- WHAT YOU WILL DO
Find all lines in the listing that include the word "القواعد", then copy them.

- RECORDED INFORMATION

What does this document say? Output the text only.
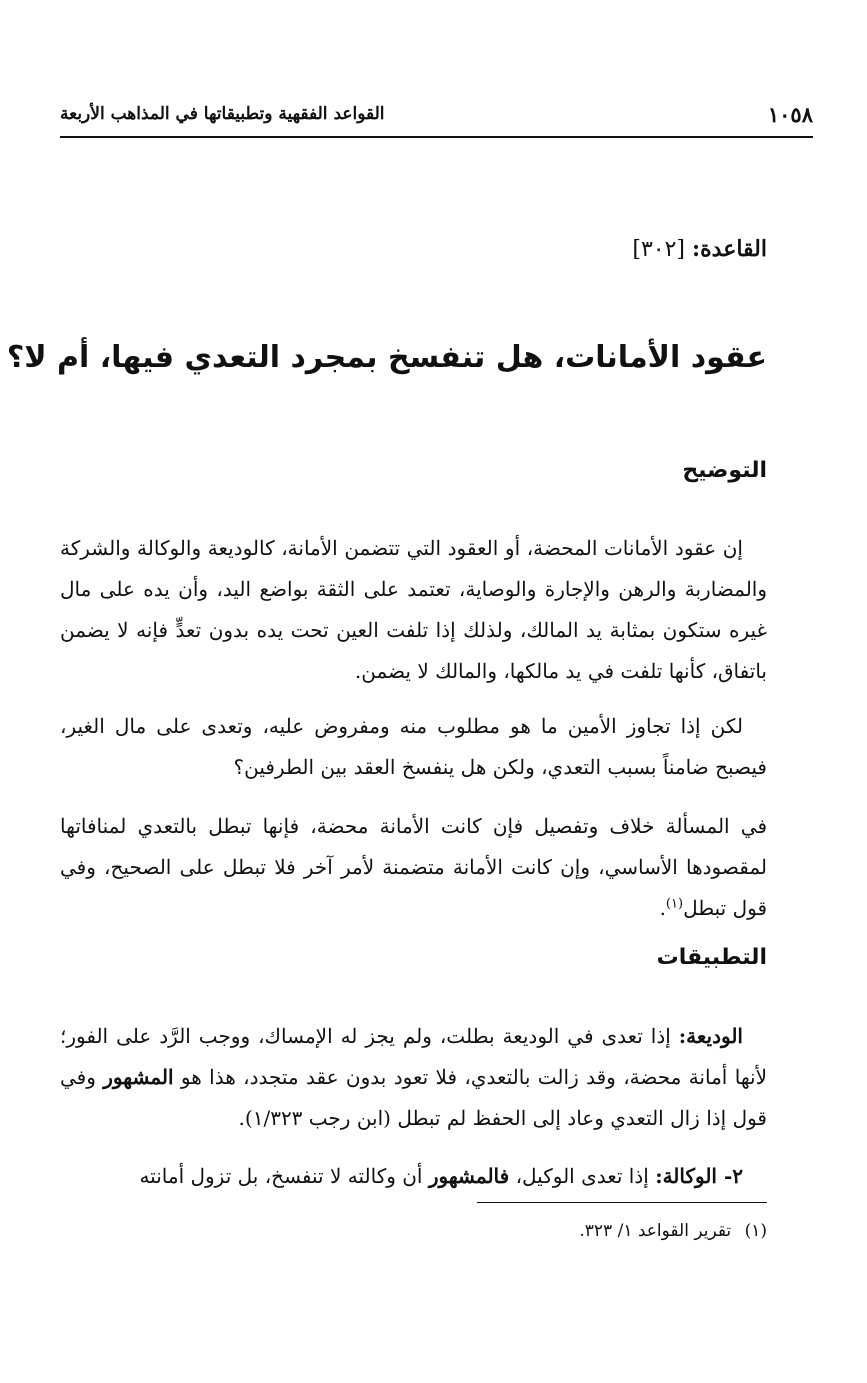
١٠٥٨
القواعد الفقهية وتطبيقاتها في المذاهب الأربعة
القاعدة: [٣٠٢]
عقود الأمانات، هل تنفسخ بمجرد التعدي فيها، أم لا؟
التوضيح

إن عقود الأمانات المحضة، أو العقود التي تتضمن الأمانة، كالوديعة والوكالة والشركة والمضاربة والرهن والإجارة والوصاية، تعتمد على الثقة بواضع اليد، وأن يده على مال غيره ستكون بمثابة يد المالك، ولذلك إذا تلفت العين تحت يده بدون تعدٍّ فإنه لا يضمن باتفاق، كأنها تلفت في يد مالكها، والمالك لا يضمن.

لكن إذا تجاوز الأمين ما هو مطلوب منه ومفروض عليه، وتعدى على مال الغير، فيصبح ضامناً بسبب التعدي، ولكن هل ينفسخ العقد بين الطرفين؟

في المسألة خلاف وتفصيل فإن كانت الأمانة محضة، فإنها تبطل بالتعدي لمنافاتها لمقصودها الأساسي، وإن كانت الأمانة متضمنة لأمر آخر فلا تبطل على الصحيح، وفي قول تبطل$^{(١)}$.

التطبيقات

الوديعة: إذا تعدى في الوديعة بطلت، ولم يجز له الإمساك، ووجب الرَّد على الفور؛ لأنها أمانة محضة، وقد زالت بالتعدي، فلا تعود بدون عقد متجدد، هذا هو المشهور وفي قول إذا زال التعدي وعاد إلى الحفظ لم تبطل (ابن رجب ١/٣٢٣).

٢- الوكالة: إذا تعدى الوكيل، فالمشهور أن وكالته لا تنفسخ، بل تزول أمانته

(١) تقرير القواعد ١/ ٣٢٣.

- TASK OUTPUT
القواعد الفقهية وتطبيقاتها في المذاهب الأربعة
(١) تقرير القواعد ١/ ٣٢٣.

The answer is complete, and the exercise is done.